— Try it —
Each record below needs to be written out exactly as it appears.

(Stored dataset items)
<<<<

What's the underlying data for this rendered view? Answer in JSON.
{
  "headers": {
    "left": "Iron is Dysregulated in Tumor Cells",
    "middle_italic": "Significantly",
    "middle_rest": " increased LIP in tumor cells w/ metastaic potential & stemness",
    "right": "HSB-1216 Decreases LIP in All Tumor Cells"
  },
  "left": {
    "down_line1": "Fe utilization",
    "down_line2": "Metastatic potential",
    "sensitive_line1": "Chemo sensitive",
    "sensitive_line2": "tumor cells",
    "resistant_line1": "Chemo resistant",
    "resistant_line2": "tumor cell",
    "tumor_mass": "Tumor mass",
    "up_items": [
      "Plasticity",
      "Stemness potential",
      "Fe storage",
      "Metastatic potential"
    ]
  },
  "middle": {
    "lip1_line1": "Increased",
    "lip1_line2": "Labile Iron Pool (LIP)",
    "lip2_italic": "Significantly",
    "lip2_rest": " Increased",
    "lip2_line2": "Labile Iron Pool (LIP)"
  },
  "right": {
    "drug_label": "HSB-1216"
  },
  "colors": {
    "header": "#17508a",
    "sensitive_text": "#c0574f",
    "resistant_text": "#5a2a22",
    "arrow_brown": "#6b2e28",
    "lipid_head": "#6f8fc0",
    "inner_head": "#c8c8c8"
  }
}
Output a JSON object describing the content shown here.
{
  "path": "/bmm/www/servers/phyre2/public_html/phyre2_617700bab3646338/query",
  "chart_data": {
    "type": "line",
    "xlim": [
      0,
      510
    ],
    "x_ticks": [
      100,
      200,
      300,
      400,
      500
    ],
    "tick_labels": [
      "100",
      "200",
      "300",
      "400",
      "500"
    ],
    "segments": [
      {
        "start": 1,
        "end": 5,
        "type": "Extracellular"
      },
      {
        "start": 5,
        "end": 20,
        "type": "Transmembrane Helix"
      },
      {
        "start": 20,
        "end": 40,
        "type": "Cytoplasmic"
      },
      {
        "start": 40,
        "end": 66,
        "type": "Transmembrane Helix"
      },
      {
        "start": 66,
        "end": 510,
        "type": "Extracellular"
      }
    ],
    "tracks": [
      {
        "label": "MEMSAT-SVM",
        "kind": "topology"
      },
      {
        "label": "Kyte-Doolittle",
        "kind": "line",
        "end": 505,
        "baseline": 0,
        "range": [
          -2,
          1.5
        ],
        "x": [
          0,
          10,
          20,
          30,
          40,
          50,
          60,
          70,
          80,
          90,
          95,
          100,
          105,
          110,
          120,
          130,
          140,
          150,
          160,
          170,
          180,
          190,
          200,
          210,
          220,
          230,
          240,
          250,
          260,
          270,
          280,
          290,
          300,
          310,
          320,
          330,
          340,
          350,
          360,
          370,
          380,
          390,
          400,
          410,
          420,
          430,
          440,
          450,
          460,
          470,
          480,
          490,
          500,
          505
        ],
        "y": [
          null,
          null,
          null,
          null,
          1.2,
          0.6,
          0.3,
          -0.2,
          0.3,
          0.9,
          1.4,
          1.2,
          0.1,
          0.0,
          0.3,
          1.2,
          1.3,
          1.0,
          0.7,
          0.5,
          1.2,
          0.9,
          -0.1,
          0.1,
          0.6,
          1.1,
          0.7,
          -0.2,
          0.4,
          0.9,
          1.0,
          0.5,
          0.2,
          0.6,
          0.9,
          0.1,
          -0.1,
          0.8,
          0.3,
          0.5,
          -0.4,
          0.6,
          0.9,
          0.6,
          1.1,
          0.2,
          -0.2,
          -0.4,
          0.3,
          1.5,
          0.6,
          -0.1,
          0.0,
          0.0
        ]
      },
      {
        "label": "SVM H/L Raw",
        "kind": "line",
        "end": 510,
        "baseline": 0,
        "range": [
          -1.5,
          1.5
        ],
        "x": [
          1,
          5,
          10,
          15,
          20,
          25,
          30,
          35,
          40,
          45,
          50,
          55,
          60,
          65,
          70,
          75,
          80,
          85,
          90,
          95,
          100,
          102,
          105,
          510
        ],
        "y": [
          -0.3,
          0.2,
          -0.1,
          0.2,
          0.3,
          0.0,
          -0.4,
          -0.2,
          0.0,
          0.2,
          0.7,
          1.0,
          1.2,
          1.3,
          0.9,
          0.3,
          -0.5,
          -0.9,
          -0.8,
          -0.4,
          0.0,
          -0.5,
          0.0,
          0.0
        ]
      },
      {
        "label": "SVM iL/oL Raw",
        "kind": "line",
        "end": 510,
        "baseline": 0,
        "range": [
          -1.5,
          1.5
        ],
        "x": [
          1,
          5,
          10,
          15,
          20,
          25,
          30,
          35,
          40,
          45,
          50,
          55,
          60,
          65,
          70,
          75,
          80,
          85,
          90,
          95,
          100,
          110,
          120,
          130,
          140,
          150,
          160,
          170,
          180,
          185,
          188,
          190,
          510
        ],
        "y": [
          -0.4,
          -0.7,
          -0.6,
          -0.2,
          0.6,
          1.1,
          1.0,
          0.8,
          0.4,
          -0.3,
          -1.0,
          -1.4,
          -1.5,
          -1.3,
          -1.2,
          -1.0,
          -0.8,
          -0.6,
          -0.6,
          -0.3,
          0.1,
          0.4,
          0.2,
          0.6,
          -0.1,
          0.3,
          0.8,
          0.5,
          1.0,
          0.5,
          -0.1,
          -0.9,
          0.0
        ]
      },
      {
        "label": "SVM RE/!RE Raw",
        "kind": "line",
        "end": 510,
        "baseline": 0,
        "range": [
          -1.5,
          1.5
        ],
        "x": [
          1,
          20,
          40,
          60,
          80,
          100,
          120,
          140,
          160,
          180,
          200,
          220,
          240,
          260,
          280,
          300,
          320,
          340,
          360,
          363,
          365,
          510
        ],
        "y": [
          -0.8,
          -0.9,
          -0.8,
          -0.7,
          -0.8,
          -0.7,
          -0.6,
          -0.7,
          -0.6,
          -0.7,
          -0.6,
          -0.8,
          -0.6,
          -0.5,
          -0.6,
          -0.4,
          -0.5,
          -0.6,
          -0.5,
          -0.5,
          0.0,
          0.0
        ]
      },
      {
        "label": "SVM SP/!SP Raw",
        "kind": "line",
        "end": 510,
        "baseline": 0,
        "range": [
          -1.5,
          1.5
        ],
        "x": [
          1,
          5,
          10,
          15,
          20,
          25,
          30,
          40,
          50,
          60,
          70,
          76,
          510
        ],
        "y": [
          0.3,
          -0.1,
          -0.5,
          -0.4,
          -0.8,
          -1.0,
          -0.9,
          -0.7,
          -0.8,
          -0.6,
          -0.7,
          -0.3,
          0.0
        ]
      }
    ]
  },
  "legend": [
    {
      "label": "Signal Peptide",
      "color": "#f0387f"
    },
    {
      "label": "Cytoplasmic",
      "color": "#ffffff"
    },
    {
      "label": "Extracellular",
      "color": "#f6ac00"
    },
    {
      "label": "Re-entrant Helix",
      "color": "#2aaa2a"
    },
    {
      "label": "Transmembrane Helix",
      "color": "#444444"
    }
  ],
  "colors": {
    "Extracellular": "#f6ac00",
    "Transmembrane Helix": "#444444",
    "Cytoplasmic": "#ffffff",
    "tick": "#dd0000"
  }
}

>>>>

— Response to the exercise —
What's the underlying data for this rendered view? Answer in JSON.
{
  "headers": {
    "left": "Iron is Dysregulated in Tumor Cells",
    "middle_italic": "Significantly",
    "middle_rest": " increased LIP in tumor cells w/ metastaic potential & stemness",
    "right": "HSB-1216 Decreases LIP in All Tumor Cells"
  },
  "left": {
    "down_line1": "Fe utilization",
    "down_line2": "Metastatic potential",
    "sensitive_line1": "Chemo sensitive",
    "sensitive_line2": "tumor cells",
    "resistant_line1": "Chemo resistant",
    "resistant_line2": "tumor cell",
    "tumor_mass": "Tumor mass",
    "up_items": [
      "Plasticity",
      "Stemness potential",
      "Fe storage",
      "Metastatic potential"
    ]
  },
  "middle": {
    "lip1_line1": "Increased",
    "lip1_line2": "Labile Iron Pool (LIP)",
    "lip2_italic": "Significantly",
    "lip2_rest": " Increased",
    "lip2_line2": "Labile Iron Pool (LIP)"
  },
  "right": {
    "drug_label": "HSB-1216"
  },
  "colors": {
    "header": "#17508a",
    "sensitive_text": "#c0574f",
    "resistant_text": "#5a2a22",
    "arrow_brown": "#6b2e28",
    "lipid_head": "#6f8fc0",
    "inner_head": "#c8c8c8"
  }
}
Output a JSON object describing the content shown here.
{
  "path": "/bmm/www/servers/phyre2/public_html/phyre2_617700bab3646338/query",
  "chart_data": {
    "type": "line",
    "xlim": [
      0,
      510
    ],
    "x_ticks": [
      100,
      200,
      300,
      400,
      500
    ],
    "tick_labels": [
      "100",
      "200",
      "300",
      "400",
      "500"
    ],
    "segments": [
      {
        "start": 1,
        "end": 5,
        "type": "Extracellular"
      },
      {
        "start": 5,
        "end": 20,
        "type": "Transmembrane Helix"
      },
      {
        "start": 20,
        "end": 40,
        "type": "Cytoplasmic"
      },
      {
        "start": 40,
        "end": 66,
        "type": "Transmembrane Helix"
      },
      {
        "start": 66,
        "end": 510,
        "type": "Extracellular"
      }
    ],
    "tracks": [
      {
        "label": "MEMSAT-SVM",
        "kind": "topology"
      },
      {
        "label": "Kyte-Doolittle",
        "kind": "line",
        "end": 505,
        "baseline": 0,
        "range": [
          -2,
          1.5
        ],
        "x": [
          0,
          10,
          20,
          30,
          40,
          50,
          60,
          70,
          80,
          90,
          95,
          100,
          105,
          110,
          120,
          130,
          140,
          150,
          160,
          170,
          180,
          190,
          200,
          210,
          220,
          230,
          240,
          250,
          260,
          270,
          280,
          290,
          300,
          310,
          320,
          330,
          340,
          350,
          360,
          370,
          380,
          390,
          400,
          410,
          420,
          430,
          440,
          450,
          460,
          470,
          480,
          490,
          500,
          505
        ],
        "y": [
          null,
          null,
          null,
          null,
          1.2,
          0.6,
          0.3,
          -0.2,
          0.3,
          0.9,
          1.4,
          1.2,
          0.1,
          0.0,
          0.3,
          1.2,
          1.3,
          1.0,
          0.7,
          0.5,
          1.2,
          0.9,
          -0.1,
          0.1,
          0.6,
          1.1,
          0.7,
          -0.2,
          0.4,
          0.9,
          1.0,
          0.5,
          0.2,
          0.6,
          0.9,
          0.1,
          -0.1,
          0.8,
          0.3,
          0.5,
          -0.4,
          0.6,
          0.9,
          0.6,
          1.1,
          0.2,
          -0.2,
          -0.4,
          0.3,
          1.5,
          0.6,
          -0.1,
          0.0,
          0.0
        ]
      },
      {
        "label": "SVM H/L Raw",
        "kind": "line",
        "end": 510,
        "baseline": 0,
        "range": [
          -1.5,
          1.5
        ],
        "x": [
          1,
          5,
          10,
          15,
          20,
          25,
          30,
          35,
          40,
          45,
          50,
          55,
          60,
          65,
          70,
          75,
          80,
          85,
          90,
          95,
          100,
          102,
          105,
          510
        ],
        "y": [
          -0.3,
          0.2,
          -0.1,
          0.2,
          0.3,
          0.0,
          -0.4,
          -0.2,
          0.0,
          0.2,
          0.7,
          1.0,
          1.2,
          1.3,
          0.9,
          0.3,
          -0.5,
          -0.9,
          -0.8,
          -0.4,
          0.0,
          -0.5,
          0.0,
          0.0
        ]
      },
      {
        "label": "SVM iL/oL Raw",
        "kind": "line",
        "end": 510,
        "baseline": 0,
        "range": [
          -1.5,
          1.5
        ],
        "x": [
          1,
          5,
          10,
          15,
          20,
          25,
          30,
          35,
          40,
          45,
          50,
          55,
          60,
          65,
          70,
          75,
          80,
          85,
          90,
          95,
          100,
          110,
          120,
          130,
          140,
          150,
          160,
          170,
          180,
          185,
          188,
          190,
          510
        ],
        "y": [
          -0.4,
          -0.7,
          -0.6,
          -0.2,
          0.6,
          1.1,
          1.0,
          0.8,
          0.4,
          -0.3,
          -1.0,
          -1.4,
          -1.5,
          -1.3,
          -1.2,
          -1.0,
          -0.8,
          -0.6,
          -0.6,
          -0.3,
          0.1,
          0.4,
          0.2,
          0.6,
          -0.1,
          0.3,
          0.8,
          0.5,
          1.0,
          0.5,
          -0.1,
          -0.9,
          0.0
        ]
      },
      {
        "label": "SVM RE/!RE Raw",
        "kind": "line",
        "end": 510,
        "baseline": 0,
        "range": [
          -1.5,
          1.5
        ],
        "x": [
          1,
          20,
          40,
          60,
          80,
          100,
          120,
          140,
          160,
          180,
          200,
          220,
          240,
          260,
          280,
          300,
          320,
          340,
          360,
          363,
          365,
          510
        ],
        "y": [
          -0.8,
          -0.9,
          -0.8,
          -0.7,
          -0.8,
          -0.7,
          -0.6,
          -0.7,
          -0.6,
          -0.7,
          -0.6,
          -0.8,
          -0.6,
          -0.5,
          -0.6,
          -0.4,
          -0.5,
          -0.6,
          -0.5,
          -0.5,
          0.0,
          0.0
        ]
      },
      {
        "label": "SVM SP/!SP Raw",
        "kind": "line",
        "end": 510,
        "baseline": 0,
        "range": [
          -1.5,
          1.5
        ],
        "x": [
          1,
          5,
          10,
          15,
          20,
          25,
          30,
          40,
          50,
          60,
          70,
          76,
          510
        ],
        "y": [
          0.3,
          -0.1,
          -0.5,
          -0.4,
          -0.8,
          -1.0,
          -0.9,
          -0.7,
          -0.8,
          -0.6,
          -0.7,
          -0.3,
          0.0
        ]
      }
    ]
  },
  "legend": [
    {
      "label": "Signal Peptide",
      "color": "#f0387f"
    },
    {
      "label": "Cytoplasmic",
      "color": "#ffffff"
    },
    {
      "label": "Extracellular",
      "color": "#f6ac00"
    },
    {
      "label": "Re-entrant Helix",
      "color": "#2aaa2a"
    },
    {
      "label": "Transmembrane Helix",
      "color": "#444444"
    }
  ],
  "colors": {
    "Extracellular": "#f6ac00",
    "Transmembrane Helix": "#444444",
    "Cytoplasmic": "#ffffff",
    "tick": "#dd0000"
  }
}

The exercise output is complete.